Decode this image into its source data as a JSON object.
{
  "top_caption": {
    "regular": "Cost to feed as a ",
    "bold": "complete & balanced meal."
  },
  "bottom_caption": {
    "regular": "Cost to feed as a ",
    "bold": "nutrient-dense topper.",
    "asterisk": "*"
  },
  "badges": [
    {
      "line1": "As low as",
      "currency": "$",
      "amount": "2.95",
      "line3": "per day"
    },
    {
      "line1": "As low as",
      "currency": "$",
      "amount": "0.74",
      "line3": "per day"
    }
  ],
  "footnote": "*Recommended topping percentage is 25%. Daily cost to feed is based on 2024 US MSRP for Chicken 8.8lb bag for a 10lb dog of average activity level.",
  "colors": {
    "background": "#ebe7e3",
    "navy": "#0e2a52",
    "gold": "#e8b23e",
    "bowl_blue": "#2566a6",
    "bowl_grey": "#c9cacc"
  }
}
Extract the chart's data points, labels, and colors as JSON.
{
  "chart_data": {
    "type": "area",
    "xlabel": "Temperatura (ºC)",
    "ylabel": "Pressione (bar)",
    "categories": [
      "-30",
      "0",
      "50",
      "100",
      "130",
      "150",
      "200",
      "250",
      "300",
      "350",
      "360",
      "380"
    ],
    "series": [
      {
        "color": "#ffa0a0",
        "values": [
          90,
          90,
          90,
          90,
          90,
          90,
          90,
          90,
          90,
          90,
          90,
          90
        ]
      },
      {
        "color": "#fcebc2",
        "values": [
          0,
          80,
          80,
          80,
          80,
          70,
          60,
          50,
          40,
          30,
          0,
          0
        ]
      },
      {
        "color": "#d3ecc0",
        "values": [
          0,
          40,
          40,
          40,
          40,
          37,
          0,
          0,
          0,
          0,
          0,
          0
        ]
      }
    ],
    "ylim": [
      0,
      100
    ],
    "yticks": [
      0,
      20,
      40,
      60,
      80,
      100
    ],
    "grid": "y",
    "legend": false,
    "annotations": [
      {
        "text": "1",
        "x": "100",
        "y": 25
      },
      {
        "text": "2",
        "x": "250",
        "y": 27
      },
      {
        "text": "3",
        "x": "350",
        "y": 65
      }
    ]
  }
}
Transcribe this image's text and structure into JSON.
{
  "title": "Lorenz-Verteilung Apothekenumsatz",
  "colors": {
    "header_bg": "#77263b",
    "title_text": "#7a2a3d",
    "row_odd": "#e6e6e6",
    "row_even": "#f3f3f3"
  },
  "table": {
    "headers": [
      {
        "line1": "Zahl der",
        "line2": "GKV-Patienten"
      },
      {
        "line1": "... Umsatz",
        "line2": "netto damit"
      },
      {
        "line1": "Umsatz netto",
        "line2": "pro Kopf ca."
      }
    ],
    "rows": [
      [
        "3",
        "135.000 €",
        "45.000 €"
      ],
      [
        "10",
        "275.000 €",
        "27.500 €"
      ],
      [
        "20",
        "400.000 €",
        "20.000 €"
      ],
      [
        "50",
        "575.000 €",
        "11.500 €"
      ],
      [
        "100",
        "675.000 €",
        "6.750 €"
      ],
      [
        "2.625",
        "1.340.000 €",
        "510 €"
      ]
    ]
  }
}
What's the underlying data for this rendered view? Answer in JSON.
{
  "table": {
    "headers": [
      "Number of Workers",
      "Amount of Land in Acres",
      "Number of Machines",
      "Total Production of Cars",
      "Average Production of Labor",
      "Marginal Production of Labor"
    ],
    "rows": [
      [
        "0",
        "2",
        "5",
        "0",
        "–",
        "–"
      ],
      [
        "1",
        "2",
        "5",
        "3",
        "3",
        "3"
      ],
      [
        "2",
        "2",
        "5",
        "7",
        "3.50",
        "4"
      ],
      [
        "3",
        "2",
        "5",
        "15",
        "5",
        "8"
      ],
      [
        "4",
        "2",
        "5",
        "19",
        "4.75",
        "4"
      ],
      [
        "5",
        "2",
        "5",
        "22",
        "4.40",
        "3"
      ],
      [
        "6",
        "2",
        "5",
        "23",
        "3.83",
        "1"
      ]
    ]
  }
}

::::

**STATED EXERCISE:** Gather each line holding the string "into".

**OUTPUT FOR THIS EXERCISE:**
Decode this image into its source data as a JSON object.
Transcribe this image's text and structure into JSON.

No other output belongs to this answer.